┌─ EXERCISE MATERIAL
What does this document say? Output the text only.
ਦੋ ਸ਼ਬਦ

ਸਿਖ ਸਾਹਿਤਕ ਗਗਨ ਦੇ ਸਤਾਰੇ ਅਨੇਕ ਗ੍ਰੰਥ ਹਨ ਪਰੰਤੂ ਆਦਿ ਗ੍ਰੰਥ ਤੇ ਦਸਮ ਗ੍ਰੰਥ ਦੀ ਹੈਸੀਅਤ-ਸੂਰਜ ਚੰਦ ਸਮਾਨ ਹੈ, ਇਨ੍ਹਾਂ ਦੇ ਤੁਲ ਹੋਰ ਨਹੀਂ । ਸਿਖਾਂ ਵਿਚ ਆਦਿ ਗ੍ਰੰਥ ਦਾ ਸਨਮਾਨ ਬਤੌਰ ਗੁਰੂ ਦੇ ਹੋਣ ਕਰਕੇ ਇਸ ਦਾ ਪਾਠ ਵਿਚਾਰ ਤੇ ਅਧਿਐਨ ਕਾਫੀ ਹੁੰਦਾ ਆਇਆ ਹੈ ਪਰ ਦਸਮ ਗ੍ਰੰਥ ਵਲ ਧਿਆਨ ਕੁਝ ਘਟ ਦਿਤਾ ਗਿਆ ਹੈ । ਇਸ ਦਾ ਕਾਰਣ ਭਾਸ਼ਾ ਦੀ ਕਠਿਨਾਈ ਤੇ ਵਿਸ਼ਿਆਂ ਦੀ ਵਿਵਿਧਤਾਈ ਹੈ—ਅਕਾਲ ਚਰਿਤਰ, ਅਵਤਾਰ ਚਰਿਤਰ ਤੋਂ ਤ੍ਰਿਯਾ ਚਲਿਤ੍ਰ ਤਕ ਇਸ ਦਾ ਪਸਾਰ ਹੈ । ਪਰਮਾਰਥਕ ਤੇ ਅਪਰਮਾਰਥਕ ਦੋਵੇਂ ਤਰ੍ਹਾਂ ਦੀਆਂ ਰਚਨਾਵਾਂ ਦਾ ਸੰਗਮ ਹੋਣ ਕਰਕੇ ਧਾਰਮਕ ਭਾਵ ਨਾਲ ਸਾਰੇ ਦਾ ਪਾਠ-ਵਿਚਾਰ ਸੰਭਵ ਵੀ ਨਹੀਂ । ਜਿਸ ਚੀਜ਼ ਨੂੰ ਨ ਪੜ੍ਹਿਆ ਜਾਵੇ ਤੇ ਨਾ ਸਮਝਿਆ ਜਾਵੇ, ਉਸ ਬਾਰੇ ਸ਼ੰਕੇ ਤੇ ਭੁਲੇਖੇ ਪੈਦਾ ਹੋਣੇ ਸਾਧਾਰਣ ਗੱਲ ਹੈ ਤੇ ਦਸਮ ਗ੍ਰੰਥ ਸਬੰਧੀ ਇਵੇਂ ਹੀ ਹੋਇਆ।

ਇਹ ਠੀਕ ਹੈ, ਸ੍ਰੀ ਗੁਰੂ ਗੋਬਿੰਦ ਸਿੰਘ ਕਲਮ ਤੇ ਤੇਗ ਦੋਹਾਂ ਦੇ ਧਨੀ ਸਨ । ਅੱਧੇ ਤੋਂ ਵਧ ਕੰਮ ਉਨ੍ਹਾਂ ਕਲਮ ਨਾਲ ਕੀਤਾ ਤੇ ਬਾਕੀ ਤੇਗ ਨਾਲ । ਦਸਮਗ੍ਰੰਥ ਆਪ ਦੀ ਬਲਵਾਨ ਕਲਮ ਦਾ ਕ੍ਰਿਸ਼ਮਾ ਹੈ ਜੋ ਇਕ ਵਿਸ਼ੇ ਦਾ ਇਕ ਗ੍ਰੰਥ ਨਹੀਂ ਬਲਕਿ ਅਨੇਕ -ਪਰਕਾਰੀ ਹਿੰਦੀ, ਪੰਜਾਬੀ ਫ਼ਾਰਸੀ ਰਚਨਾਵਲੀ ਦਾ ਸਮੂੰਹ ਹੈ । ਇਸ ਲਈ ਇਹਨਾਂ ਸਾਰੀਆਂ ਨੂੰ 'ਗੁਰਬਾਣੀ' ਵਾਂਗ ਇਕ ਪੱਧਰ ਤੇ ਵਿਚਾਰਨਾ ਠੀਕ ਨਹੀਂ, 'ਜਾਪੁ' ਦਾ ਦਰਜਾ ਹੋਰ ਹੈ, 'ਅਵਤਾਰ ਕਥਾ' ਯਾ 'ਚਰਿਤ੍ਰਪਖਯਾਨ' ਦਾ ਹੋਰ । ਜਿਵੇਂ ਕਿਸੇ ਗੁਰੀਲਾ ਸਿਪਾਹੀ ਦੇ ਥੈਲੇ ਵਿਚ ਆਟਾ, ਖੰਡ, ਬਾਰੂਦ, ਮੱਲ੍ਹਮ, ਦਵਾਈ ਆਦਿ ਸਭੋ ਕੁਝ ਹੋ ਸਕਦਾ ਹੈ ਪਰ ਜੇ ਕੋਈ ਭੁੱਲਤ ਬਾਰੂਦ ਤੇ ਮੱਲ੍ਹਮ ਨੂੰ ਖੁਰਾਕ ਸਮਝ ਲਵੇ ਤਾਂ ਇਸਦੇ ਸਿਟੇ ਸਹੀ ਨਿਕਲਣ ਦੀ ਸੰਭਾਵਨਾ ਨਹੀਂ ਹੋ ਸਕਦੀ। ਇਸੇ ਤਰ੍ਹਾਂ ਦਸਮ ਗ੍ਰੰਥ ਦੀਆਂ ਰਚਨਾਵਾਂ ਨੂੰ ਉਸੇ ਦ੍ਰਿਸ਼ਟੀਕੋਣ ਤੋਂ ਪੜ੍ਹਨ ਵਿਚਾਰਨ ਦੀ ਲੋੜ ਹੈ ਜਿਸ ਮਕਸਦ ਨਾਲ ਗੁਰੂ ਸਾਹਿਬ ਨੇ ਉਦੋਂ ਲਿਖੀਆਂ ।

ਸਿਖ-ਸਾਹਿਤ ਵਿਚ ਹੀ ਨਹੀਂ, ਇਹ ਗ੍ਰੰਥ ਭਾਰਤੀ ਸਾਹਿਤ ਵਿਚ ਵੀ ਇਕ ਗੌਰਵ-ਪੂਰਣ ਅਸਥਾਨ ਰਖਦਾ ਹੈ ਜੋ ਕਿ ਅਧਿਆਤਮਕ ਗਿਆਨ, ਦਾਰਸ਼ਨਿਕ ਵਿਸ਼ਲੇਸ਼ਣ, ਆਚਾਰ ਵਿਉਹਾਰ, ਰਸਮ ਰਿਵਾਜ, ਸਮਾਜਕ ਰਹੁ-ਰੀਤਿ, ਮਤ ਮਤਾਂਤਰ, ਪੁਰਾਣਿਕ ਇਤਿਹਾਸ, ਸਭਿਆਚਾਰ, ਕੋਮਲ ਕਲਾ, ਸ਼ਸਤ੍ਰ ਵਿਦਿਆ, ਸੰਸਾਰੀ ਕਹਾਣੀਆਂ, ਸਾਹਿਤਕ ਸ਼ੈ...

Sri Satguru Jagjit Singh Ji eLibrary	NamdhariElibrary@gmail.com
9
└─
REQUIRED TASK
Repeat the records above exactly as they appear.

EXERCISE RESPONSE
What does this document say? Output the text only.
ਦੋ ਸ਼ਬਦ

ਸਿਖ ਸਾਹਿਤਕ ਗਗਨ ਦੇ ਸਤਾਰੇ ਅਨੇਕ ਗ੍ਰੰਥ ਹਨ ਪਰੰਤੂ ਆਦਿ ਗ੍ਰੰਥ ਤੇ ਦਸਮ ਗ੍ਰੰਥ ਦੀ ਹੈਸੀਅਤ-ਸੂਰਜ ਚੰਦ ਸਮਾਨ ਹੈ, ਇਨ੍ਹਾਂ ਦੇ ਤੁਲ ਹੋਰ ਨਹੀਂ । ਸਿਖਾਂ ਵਿਚ ਆਦਿ ਗ੍ਰੰਥ ਦਾ ਸਨਮਾਨ ਬਤੌਰ ਗੁਰੂ ਦੇ ਹੋਣ ਕਰਕੇ ਇਸ ਦਾ ਪਾਠ ਵਿਚਾਰ ਤੇ ਅਧਿਐਨ ਕਾਫੀ ਹੁੰਦਾ ਆਇਆ ਹੈ ਪਰ ਦਸਮ ਗ੍ਰੰਥ ਵਲ ਧਿਆਨ ਕੁਝ ਘਟ ਦਿਤਾ ਗਿਆ ਹੈ । ਇਸ ਦਾ ਕਾਰਣ ਭਾਸ਼ਾ ਦੀ ਕਠਿਨਾਈ ਤੇ ਵਿਸ਼ਿਆਂ ਦੀ ਵਿਵਿਧਤਾਈ ਹੈ—ਅਕਾਲ ਚਰਿਤਰ, ਅਵਤਾਰ ਚਰਿਤਰ ਤੋਂ ਤ੍ਰਿਯਾ ਚਲਿਤ੍ਰ ਤਕ ਇਸ ਦਾ ਪਸਾਰ ਹੈ । ਪਰਮਾਰਥਕ ਤੇ ਅਪਰਮਾਰਥਕ ਦੋਵੇਂ ਤਰ੍ਹਾਂ ਦੀਆਂ ਰਚਨਾਵਾਂ ਦਾ ਸੰਗਮ ਹੋਣ ਕਰਕੇ ਧਾਰਮਕ ਭਾਵ ਨਾਲ ਸਾਰੇ ਦਾ ਪਾਠ-ਵਿਚਾਰ ਸੰਭਵ ਵੀ ਨਹੀਂ । ਜਿਸ ਚੀਜ਼ ਨੂੰ ਨ ਪੜ੍ਹਿਆ ਜਾਵੇ ਤੇ ਨਾ ਸਮਝਿਆ ਜਾਵੇ, ਉਸ ਬਾਰੇ ਸ਼ੰਕੇ ਤੇ ਭੁਲੇਖੇ ਪੈਦਾ ਹੋਣੇ ਸਾਧਾਰਣ ਗੱਲ ਹੈ ਤੇ ਦਸਮ ਗ੍ਰੰਥ ਸਬੰਧੀ ਇਵੇਂ ਹੀ ਹੋਇਆ।

ਇਹ ਠੀਕ ਹੈ, ਸ੍ਰੀ ਗੁਰੂ ਗੋਬਿੰਦ ਸਿੰਘ ਕਲਮ ਤੇ ਤੇਗ ਦੋਹਾਂ ਦੇ ਧਨੀ ਸਨ । ਅੱਧੇ ਤੋਂ ਵਧ ਕੰਮ ਉਨ੍ਹਾਂ ਕਲਮ ਨਾਲ ਕੀਤਾ ਤੇ ਬਾਕੀ ਤੇਗ ਨਾਲ । ਦਸਮਗ੍ਰੰਥ ਆਪ ਦੀ ਬਲਵਾਨ ਕਲਮ ਦਾ ਕ੍ਰਿਸ਼ਮਾ ਹੈ ਜੋ ਇਕ ਵਿਸ਼ੇ ਦਾ ਇਕ ਗ੍ਰੰਥ ਨਹੀਂ ਬਲਕਿ ਅਨੇਕ -ਪਰਕਾਰੀ ਹਿੰਦੀ, ਪੰਜਾਬੀ ਫ਼ਾਰਸੀ ਰਚਨਾਵਲੀ ਦਾ ਸਮੂੰਹ ਹੈ । ਇਸ ਲਈ ਇਹਨਾਂ ਸਾਰੀਆਂ ਨੂੰ 'ਗੁਰਬਾਣੀ' ਵਾਂਗ ਇਕ ਪੱਧਰ ਤੇ ਵਿਚਾਰਨਾ ਠੀਕ ਨਹੀਂ, 'ਜਾਪੁ' ਦਾ ਦਰਜਾ ਹੋਰ ਹੈ, 'ਅਵਤਾਰ ਕਥਾ' ਯਾ 'ਚਰਿਤ੍ਰਪਖਯਾਨ' ਦਾ ਹੋਰ । ਜਿਵੇਂ ਕਿਸੇ ਗੁਰੀਲਾ ਸਿਪਾਹੀ ਦੇ ਥੈਲੇ ਵਿਚ ਆਟਾ, ਖੰਡ, ਬਾਰੂਦ, ਮੱਲ੍ਹਮ, ਦਵਾਈ ਆਦਿ ਸਭੋ ਕੁਝ ਹੋ ਸਕਦਾ ਹੈ ਪਰ ਜੇ ਕੋਈ ਭੁੱਲਤ ਬਾਰੂਦ ਤੇ ਮੱਲ੍ਹਮ ਨੂੰ ਖੁਰਾਕ ਸਮਝ ਲਵੇ ਤਾਂ ਇਸਦੇ ਸਿਟੇ ਸਹੀ ਨਿਕਲਣ ਦੀ ਸੰਭਾਵਨਾ ਨਹੀਂ ਹੋ ਸਕਦੀ। ਇਸੇ ਤਰ੍ਹਾਂ ਦਸਮ ਗ੍ਰੰਥ ਦੀਆਂ ਰਚਨਾਵਾਂ ਨੂੰ ਉਸੇ ਦ੍ਰਿਸ਼ਟੀਕੋਣ ਤੋਂ ਪੜ੍ਹਨ ਵਿਚਾਰਨ ਦੀ ਲੋੜ ਹੈ ਜਿਸ ਮਕਸਦ ਨਾਲ ਗੁਰੂ ਸਾਹਿਬ ਨੇ ਉਦੋਂ ਲਿਖੀਆਂ ।

ਸਿਖ-ਸਾਹਿਤ ਵਿਚ ਹੀ ਨਹੀਂ, ਇਹ ਗ੍ਰੰਥ ਭਾਰਤੀ ਸਾਹਿਤ ਵਿਚ ਵੀ ਇਕ ਗੌਰਵ-ਪੂਰਣ ਅਸਥਾਨ ਰਖਦਾ ਹੈ ਜੋ ਕਿ ਅਧਿਆਤਮਕ ਗਿਆਨ, ਦਾਰਸ਼ਨਿਕ ਵਿਸ਼ਲੇਸ਼ਣ, ਆਚਾਰ ਵਿਉਹਾਰ, ਰਸਮ ਰਿਵਾਜ, ਸਮਾਜਕ ਰਹੁ-ਰੀਤਿ, ਮਤ ਮਤਾਂਤਰ, ਪੁਰਾਣਿਕ ਇਤਿਹਾਸ, ਸਭਿਆਚਾਰ, ਕੋਮਲ ਕਲਾ, ਸ਼ਸਤ੍ਰ ਵਿਦਿਆ, ਸੰਸਾਰੀ ਕਹਾਣੀਆਂ, ਸਾਹਿਤਕ ਸ਼ੈ...

Sri Satguru Jagjit Singh Ji eLibrary	NamdhariElibrary@gmail.com
9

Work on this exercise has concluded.